(Saved entries)

========================================

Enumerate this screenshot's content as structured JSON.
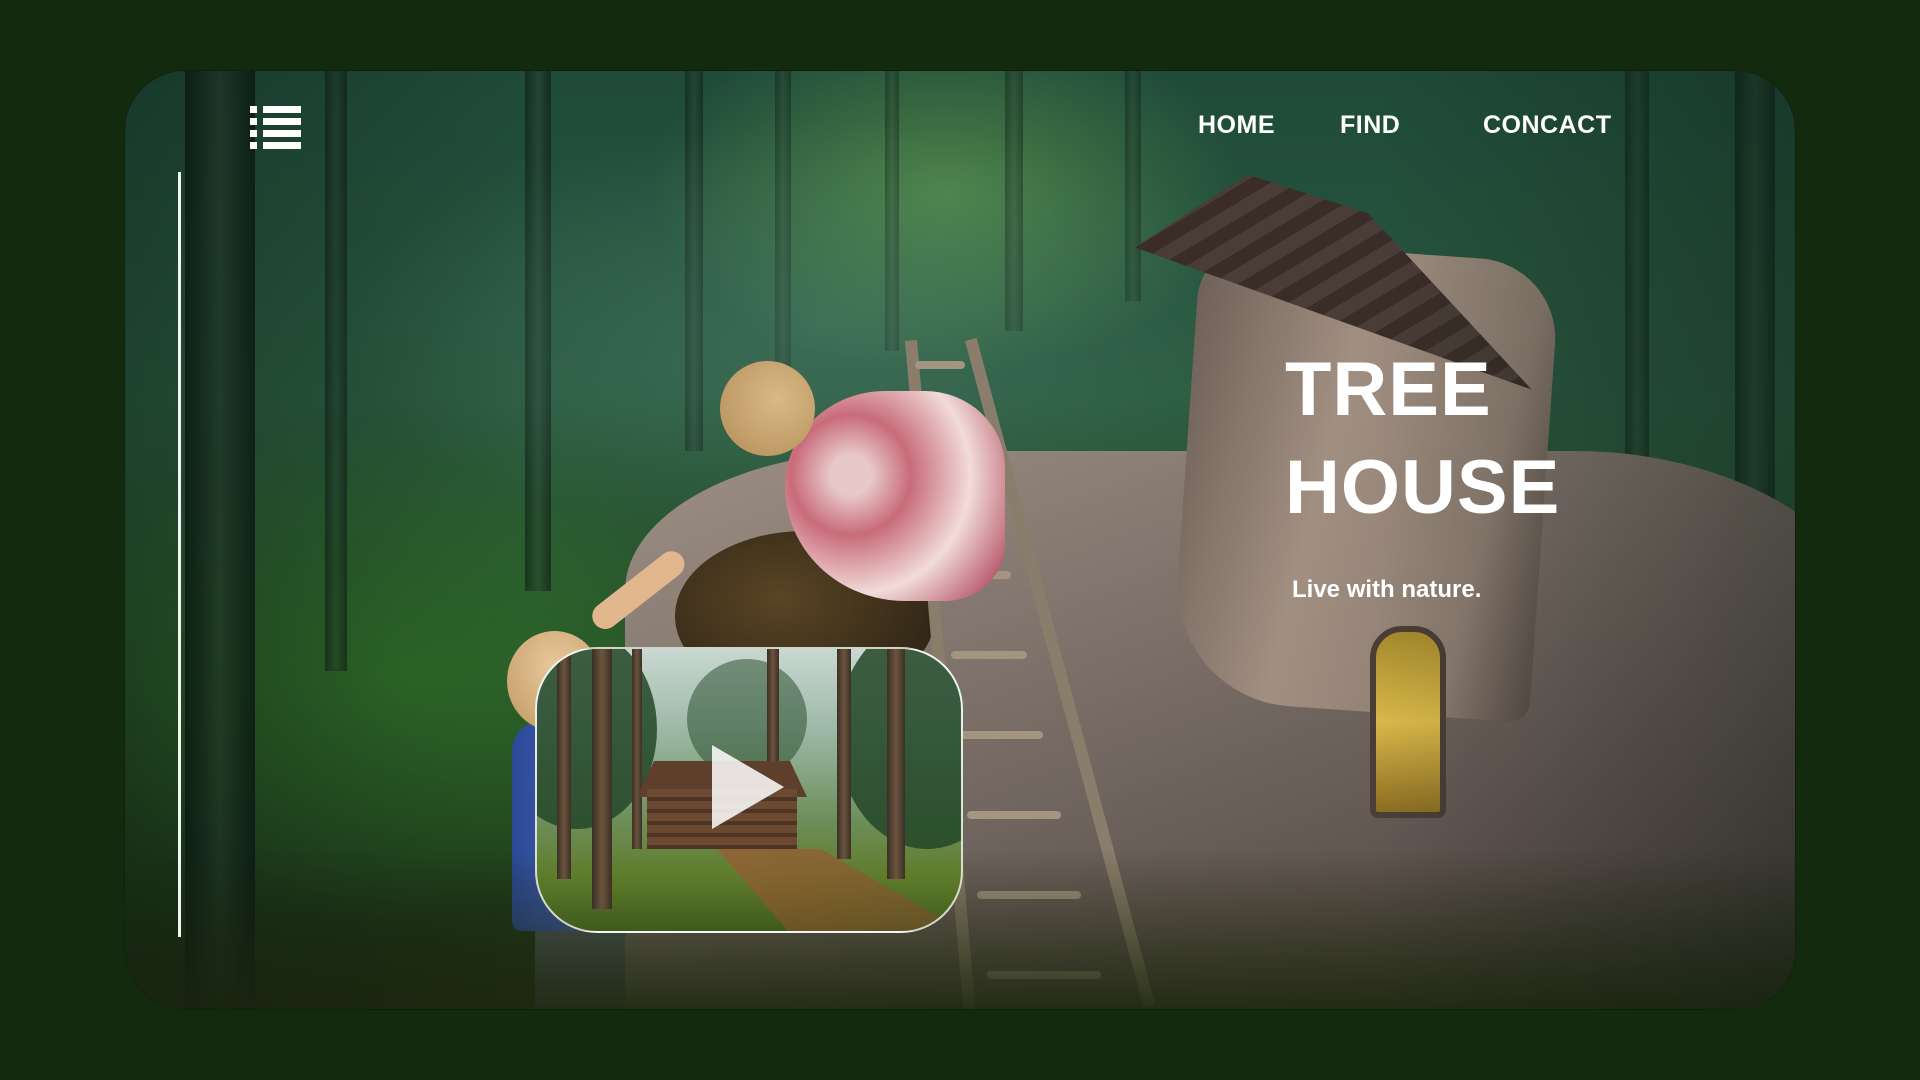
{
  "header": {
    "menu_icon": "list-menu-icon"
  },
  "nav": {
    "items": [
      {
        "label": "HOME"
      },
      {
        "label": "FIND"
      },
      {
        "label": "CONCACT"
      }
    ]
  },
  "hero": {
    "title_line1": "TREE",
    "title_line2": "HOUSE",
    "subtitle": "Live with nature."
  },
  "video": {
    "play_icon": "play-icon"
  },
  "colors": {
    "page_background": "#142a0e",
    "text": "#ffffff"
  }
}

========================================

* _Aim_
Copy the material shown above in full and exactly. Skip the pictures.

* _Task answer_
Enumerate this screenshot's content as structured JSON.
{
  "header": {
    "menu_icon": "list-menu-icon"
  },
  "nav": {
    "items": [
      {
        "label": "HOME"
      },
      {
        "label": "FIND"
      },
      {
        "label": "CONCACT"
      }
    ]
  },
  "hero": {
    "title_line1": "TREE",
    "title_line2": "HOUSE",
    "subtitle": "Live with nature."
  },
  "video": {
    "play_icon": "play-icon"
  },
  "colors": {
    "page_background": "#142a0e",
    "text": "#ffffff"
  }
}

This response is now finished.